> [Dataset records]:
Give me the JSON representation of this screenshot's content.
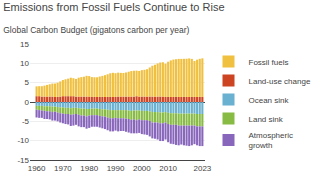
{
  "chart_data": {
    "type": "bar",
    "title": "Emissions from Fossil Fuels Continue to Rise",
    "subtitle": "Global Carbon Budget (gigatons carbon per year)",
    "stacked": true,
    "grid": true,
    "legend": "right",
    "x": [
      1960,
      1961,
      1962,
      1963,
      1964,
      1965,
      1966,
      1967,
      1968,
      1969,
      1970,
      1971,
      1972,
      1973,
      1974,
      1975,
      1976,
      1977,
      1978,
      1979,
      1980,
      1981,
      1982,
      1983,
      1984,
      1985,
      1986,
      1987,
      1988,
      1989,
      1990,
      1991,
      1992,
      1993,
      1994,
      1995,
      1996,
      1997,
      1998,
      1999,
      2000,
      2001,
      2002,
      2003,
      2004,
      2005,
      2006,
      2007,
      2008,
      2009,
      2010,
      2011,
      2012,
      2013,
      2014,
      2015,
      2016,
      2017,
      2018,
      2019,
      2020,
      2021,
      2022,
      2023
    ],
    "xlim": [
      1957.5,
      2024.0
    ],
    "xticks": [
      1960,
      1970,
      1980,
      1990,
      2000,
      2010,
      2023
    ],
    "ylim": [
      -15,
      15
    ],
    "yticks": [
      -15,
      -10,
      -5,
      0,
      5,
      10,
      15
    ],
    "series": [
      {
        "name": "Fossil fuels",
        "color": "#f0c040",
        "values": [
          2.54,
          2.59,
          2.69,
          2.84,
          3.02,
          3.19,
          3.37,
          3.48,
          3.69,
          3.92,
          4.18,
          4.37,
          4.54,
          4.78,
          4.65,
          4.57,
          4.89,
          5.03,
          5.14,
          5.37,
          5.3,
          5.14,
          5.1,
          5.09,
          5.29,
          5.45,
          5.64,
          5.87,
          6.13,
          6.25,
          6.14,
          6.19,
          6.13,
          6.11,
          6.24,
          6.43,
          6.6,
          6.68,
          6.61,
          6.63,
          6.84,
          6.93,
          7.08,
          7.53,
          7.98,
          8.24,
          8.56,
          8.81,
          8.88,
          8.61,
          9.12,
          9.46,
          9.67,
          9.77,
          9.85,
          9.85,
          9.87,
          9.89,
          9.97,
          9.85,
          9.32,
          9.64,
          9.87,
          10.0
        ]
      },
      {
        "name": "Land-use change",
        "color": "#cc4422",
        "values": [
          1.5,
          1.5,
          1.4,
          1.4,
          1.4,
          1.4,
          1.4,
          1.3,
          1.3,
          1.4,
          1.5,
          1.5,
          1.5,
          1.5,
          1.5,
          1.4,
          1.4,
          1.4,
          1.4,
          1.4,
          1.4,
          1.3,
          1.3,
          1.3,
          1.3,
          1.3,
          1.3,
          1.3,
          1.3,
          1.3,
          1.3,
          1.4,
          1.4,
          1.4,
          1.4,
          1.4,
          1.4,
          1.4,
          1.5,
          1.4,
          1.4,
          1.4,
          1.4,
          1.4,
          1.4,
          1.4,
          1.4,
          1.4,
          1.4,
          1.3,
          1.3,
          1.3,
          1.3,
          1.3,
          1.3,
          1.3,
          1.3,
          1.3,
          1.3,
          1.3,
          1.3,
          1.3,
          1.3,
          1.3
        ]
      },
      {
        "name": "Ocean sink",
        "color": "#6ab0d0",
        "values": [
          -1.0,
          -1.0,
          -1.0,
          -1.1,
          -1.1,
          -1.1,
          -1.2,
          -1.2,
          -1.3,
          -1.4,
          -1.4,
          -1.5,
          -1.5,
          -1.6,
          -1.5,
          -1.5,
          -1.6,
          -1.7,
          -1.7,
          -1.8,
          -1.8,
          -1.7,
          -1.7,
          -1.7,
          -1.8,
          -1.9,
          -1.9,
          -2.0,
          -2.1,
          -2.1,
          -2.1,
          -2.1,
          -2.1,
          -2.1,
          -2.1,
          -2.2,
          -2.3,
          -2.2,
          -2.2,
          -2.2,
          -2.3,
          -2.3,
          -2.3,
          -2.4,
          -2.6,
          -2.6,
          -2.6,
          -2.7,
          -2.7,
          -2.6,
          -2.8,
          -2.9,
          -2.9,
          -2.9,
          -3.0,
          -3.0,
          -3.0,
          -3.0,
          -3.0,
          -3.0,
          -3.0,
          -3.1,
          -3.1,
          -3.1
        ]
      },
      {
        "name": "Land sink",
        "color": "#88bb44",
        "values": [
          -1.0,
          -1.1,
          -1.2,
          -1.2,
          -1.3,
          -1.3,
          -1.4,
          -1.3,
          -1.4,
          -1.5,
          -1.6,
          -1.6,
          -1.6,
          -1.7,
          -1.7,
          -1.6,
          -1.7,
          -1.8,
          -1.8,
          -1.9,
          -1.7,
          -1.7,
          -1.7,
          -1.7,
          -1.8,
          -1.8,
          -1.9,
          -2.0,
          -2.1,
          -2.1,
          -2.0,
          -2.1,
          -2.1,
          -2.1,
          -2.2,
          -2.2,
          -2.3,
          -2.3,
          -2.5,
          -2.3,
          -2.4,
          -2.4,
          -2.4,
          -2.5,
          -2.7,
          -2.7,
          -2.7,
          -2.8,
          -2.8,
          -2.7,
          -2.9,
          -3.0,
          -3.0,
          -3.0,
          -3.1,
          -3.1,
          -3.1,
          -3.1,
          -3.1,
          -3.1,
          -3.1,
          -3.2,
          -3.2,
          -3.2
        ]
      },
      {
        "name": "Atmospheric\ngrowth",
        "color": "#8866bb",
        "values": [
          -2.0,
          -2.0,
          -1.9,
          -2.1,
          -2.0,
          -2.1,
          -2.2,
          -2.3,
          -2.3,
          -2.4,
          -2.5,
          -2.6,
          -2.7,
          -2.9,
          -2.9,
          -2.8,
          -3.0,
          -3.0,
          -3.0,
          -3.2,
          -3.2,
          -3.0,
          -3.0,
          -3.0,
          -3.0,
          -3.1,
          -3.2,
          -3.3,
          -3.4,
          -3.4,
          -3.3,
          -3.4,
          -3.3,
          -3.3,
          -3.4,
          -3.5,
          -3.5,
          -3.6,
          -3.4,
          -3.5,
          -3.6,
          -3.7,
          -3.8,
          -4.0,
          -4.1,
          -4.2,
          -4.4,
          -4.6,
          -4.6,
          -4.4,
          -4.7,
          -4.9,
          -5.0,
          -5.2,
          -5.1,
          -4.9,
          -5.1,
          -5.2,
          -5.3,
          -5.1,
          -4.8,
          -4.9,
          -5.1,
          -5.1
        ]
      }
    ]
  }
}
--
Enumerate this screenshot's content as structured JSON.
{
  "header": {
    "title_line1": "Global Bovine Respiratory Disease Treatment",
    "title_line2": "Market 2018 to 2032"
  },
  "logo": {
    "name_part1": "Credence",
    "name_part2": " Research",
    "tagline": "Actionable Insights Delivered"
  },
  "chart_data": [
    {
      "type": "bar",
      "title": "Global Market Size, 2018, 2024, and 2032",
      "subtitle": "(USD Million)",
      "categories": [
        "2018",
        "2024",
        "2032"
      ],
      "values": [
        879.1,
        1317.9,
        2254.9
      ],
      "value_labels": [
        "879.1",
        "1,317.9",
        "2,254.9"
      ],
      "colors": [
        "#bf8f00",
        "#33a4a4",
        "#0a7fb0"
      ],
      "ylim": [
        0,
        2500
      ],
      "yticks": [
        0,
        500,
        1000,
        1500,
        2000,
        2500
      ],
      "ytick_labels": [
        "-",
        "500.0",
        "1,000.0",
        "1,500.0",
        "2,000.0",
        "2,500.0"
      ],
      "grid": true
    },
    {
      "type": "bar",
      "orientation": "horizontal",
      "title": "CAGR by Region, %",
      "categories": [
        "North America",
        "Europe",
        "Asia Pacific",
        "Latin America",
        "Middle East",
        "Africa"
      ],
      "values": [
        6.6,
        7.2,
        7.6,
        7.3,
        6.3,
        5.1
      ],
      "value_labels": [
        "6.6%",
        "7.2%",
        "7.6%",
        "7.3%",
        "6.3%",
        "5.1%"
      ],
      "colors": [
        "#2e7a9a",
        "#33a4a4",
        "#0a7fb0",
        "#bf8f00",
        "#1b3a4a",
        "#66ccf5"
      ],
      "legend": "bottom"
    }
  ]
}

> [Requirements]:
Scan the material for lines with the word "screenshot", and copy each line you find.

> [Exercise answer]:
Give me the JSON representation of this screenshot's content.
Enumerate this screenshot's content as structured JSON.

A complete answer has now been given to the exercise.